- [OBJECTIVE] Filter the records below for the word "связанные". Copy each line that holds it.

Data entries
• • • • • • •
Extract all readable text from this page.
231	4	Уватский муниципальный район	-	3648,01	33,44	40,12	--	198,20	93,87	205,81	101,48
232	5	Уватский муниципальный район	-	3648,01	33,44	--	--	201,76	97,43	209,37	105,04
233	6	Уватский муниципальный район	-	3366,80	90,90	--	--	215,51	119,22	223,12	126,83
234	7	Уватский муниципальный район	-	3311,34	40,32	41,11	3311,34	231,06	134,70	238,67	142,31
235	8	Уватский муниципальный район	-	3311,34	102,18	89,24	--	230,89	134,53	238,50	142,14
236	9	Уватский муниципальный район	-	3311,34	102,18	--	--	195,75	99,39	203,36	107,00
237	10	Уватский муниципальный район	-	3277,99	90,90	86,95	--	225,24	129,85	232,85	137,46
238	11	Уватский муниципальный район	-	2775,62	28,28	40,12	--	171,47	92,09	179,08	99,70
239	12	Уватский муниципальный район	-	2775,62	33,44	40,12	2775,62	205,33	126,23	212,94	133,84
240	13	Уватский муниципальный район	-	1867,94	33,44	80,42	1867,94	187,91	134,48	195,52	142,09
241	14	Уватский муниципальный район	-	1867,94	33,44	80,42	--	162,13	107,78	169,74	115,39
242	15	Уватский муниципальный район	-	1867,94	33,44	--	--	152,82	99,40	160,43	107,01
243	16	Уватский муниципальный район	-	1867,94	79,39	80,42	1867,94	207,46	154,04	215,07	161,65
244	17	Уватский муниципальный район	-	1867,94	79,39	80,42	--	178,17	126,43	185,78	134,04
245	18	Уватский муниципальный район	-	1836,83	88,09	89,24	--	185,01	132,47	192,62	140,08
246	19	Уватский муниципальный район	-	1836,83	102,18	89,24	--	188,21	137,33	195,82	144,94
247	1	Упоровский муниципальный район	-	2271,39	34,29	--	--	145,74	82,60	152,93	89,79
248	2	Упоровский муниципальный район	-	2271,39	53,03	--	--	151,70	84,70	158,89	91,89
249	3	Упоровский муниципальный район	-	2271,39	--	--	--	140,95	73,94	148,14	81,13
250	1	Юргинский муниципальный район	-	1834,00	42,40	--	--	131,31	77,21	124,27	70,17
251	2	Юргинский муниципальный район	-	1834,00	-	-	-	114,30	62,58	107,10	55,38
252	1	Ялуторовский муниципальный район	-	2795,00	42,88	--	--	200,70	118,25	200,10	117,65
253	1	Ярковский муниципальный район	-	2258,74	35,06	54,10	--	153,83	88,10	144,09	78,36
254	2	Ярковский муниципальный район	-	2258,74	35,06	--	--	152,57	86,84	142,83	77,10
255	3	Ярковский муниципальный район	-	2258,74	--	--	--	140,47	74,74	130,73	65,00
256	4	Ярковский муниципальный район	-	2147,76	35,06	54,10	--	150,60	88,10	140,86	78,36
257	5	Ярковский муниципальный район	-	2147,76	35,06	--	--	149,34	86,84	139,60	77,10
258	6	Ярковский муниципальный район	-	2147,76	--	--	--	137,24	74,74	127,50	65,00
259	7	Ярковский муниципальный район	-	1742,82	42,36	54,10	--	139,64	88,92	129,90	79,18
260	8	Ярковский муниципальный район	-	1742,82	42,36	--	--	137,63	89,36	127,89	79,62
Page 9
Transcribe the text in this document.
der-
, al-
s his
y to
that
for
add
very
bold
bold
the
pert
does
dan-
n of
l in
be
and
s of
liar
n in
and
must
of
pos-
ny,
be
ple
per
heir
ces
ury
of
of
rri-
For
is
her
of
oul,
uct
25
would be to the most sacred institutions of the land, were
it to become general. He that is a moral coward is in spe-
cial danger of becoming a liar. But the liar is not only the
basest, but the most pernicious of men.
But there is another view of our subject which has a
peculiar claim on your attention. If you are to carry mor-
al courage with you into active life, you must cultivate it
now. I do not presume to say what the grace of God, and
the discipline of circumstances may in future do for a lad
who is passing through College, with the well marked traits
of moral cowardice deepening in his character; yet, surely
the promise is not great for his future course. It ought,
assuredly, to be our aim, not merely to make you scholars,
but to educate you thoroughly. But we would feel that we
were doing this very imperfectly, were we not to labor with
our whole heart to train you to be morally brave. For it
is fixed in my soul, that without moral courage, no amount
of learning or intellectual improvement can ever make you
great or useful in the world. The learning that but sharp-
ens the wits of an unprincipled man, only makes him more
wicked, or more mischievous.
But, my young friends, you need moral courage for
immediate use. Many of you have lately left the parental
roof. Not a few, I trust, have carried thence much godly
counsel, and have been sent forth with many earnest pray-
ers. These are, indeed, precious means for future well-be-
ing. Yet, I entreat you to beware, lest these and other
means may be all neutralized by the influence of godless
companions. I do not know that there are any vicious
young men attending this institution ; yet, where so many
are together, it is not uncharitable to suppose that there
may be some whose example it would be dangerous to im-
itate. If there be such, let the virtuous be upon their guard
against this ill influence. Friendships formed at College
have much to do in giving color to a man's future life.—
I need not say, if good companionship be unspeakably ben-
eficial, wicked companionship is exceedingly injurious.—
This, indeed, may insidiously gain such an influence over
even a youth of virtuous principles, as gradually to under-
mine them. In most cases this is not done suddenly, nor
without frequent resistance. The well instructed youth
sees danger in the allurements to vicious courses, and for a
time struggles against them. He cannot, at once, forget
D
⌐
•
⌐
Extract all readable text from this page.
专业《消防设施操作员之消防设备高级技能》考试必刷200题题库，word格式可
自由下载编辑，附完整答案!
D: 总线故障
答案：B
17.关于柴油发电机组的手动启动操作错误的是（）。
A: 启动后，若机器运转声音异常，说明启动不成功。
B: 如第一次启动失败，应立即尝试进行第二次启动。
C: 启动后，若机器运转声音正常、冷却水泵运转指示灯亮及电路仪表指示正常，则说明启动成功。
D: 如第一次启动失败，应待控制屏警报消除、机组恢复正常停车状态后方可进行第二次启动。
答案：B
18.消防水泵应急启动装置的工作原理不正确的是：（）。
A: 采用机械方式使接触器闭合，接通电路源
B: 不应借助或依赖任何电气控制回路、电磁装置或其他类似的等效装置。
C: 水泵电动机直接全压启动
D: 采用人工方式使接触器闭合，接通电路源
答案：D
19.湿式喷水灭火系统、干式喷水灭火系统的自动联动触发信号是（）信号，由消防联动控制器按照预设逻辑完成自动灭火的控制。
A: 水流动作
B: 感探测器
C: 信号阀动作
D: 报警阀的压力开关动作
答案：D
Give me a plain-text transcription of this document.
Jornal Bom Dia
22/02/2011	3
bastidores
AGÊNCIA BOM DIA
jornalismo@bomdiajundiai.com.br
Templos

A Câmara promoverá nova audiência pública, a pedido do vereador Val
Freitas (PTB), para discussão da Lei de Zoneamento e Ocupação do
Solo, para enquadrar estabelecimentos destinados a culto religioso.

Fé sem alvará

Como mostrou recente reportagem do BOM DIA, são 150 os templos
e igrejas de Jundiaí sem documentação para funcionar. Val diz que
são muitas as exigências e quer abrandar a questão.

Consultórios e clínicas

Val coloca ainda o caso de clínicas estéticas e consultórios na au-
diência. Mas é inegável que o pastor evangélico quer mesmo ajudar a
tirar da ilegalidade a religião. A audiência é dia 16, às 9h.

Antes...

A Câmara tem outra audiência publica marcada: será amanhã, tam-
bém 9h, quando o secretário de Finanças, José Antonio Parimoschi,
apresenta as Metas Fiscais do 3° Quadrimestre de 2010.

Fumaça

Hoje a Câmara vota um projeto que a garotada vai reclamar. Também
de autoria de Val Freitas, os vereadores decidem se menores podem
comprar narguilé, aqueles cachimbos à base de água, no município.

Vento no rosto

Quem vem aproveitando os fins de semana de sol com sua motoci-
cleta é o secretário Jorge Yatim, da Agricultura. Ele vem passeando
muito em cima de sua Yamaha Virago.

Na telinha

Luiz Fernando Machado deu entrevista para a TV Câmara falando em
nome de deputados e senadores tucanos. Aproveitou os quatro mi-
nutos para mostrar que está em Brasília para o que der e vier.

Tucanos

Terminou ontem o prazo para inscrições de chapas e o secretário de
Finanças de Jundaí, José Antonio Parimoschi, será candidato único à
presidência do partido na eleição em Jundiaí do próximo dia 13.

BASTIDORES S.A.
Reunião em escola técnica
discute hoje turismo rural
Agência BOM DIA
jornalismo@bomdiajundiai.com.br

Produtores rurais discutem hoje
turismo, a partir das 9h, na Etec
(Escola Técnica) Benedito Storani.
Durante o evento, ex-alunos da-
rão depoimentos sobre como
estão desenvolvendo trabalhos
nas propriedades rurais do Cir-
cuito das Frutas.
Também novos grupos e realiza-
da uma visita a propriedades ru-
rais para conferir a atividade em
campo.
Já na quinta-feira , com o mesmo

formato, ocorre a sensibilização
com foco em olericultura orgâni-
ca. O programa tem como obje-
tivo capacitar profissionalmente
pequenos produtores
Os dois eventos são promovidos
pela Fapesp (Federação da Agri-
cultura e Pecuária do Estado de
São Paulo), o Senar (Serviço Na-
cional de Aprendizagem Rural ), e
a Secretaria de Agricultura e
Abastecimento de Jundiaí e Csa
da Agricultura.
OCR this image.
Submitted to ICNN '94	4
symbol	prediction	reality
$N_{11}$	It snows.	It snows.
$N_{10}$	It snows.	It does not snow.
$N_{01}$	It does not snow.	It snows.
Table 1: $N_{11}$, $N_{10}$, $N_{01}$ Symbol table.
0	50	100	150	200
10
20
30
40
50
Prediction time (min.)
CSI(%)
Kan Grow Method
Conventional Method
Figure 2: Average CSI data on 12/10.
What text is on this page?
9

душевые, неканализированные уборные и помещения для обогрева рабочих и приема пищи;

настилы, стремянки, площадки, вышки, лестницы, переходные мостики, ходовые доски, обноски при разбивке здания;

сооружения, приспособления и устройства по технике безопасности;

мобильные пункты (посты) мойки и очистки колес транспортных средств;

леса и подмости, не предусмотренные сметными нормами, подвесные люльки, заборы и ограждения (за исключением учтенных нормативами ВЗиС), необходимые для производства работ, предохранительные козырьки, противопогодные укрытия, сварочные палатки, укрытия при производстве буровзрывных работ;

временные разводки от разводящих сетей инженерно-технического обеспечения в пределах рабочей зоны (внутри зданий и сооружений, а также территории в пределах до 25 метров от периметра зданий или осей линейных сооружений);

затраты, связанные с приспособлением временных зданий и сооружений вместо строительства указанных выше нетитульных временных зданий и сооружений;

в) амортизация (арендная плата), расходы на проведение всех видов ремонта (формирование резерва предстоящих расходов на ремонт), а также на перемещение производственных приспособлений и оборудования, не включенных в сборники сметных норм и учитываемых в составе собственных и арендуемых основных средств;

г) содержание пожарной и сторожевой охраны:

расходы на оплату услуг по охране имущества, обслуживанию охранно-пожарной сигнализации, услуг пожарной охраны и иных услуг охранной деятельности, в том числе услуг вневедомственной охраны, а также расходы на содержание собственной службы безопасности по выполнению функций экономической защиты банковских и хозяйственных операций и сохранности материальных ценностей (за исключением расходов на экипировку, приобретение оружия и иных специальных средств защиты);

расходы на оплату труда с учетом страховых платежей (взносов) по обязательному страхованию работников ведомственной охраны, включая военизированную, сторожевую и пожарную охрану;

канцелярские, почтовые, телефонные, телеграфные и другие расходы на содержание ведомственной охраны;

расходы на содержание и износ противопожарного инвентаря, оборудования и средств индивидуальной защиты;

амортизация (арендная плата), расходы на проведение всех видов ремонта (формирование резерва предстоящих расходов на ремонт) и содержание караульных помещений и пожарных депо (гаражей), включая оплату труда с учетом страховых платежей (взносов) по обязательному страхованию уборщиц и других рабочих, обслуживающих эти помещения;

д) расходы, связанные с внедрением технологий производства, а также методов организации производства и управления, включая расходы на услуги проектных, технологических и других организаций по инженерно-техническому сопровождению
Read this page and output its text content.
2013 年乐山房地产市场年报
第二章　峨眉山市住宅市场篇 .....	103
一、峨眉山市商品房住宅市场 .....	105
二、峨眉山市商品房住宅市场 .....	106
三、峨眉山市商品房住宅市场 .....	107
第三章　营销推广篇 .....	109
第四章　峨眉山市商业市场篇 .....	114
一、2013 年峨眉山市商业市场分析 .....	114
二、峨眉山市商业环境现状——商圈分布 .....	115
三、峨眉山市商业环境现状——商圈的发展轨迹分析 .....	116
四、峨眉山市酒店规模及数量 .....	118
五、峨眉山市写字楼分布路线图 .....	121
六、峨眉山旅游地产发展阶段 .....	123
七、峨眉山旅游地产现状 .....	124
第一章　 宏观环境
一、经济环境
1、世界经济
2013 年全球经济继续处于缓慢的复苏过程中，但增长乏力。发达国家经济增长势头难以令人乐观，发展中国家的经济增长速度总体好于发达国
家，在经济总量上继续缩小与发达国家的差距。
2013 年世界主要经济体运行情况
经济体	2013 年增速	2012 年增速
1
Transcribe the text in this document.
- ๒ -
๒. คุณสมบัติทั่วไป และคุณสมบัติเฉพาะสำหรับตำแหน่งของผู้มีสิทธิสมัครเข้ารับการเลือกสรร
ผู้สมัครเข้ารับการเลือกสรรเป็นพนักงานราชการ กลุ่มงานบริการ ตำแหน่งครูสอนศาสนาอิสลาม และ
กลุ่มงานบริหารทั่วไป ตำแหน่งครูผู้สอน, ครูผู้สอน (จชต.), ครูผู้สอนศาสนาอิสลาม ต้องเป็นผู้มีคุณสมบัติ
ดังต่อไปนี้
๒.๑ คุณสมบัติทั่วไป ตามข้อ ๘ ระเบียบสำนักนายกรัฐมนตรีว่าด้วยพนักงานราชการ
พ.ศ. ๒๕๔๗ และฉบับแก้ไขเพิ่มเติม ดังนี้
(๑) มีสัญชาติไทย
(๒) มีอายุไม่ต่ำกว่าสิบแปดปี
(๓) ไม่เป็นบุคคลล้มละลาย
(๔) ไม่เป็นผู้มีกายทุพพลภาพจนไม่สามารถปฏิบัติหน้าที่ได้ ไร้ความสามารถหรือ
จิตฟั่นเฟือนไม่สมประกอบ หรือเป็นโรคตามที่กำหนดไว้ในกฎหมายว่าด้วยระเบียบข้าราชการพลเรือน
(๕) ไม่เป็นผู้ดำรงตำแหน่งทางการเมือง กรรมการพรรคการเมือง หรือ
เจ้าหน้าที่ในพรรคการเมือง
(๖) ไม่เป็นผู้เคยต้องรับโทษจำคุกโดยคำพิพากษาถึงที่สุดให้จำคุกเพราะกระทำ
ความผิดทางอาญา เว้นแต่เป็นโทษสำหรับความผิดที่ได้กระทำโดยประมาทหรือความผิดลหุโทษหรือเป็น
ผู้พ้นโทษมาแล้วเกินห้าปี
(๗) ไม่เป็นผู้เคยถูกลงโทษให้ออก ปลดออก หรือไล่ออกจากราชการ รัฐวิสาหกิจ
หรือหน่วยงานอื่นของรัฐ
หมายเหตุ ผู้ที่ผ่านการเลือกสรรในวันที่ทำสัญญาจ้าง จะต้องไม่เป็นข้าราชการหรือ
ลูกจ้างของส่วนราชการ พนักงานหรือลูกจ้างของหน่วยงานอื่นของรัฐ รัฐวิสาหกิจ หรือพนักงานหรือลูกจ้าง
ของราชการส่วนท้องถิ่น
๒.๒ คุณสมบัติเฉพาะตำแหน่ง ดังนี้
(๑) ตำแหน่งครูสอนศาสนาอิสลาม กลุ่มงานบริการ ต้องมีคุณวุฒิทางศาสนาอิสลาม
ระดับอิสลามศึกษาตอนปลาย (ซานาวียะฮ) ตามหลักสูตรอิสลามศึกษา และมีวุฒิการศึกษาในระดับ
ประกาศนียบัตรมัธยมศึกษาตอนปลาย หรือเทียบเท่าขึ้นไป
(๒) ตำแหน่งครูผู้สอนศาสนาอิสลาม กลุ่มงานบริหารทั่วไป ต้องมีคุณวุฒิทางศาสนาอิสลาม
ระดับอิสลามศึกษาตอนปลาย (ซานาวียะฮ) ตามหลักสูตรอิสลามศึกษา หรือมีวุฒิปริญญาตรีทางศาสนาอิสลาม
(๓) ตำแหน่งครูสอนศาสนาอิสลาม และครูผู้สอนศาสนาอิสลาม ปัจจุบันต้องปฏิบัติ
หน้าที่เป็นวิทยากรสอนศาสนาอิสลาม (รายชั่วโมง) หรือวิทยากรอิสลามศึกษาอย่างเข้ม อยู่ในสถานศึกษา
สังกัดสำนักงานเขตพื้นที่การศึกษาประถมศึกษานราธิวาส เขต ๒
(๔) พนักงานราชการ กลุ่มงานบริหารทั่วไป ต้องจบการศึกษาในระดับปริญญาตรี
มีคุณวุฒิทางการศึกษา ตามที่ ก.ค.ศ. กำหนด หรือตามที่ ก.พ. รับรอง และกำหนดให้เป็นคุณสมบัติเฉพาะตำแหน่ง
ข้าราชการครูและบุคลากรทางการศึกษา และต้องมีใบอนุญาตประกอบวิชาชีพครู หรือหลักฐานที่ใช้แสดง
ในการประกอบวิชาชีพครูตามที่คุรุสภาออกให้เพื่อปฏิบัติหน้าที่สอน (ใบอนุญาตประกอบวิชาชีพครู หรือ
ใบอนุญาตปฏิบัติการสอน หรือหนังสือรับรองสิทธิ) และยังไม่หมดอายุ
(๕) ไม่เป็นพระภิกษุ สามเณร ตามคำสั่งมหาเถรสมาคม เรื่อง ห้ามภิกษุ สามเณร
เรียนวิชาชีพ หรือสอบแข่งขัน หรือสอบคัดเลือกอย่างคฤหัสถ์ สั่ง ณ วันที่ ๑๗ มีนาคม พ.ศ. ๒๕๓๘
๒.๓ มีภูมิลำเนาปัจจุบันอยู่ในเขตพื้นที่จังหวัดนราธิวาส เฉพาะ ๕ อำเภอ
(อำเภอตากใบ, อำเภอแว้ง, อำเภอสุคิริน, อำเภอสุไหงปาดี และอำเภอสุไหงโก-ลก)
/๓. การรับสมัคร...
• • • • • • •
- [OUTPUT BELOW]
затраты, связанные с приспособлением временных зданий и сооружений вместо строительства указанных выше нетитульных временных зданий и сооружений;
д) расходы, связанные с внедрением технологий производства, а также методов организации производства и управления, включая расходы на услуги проектных, технологических и других организаций по инженерно-техническому сопровождению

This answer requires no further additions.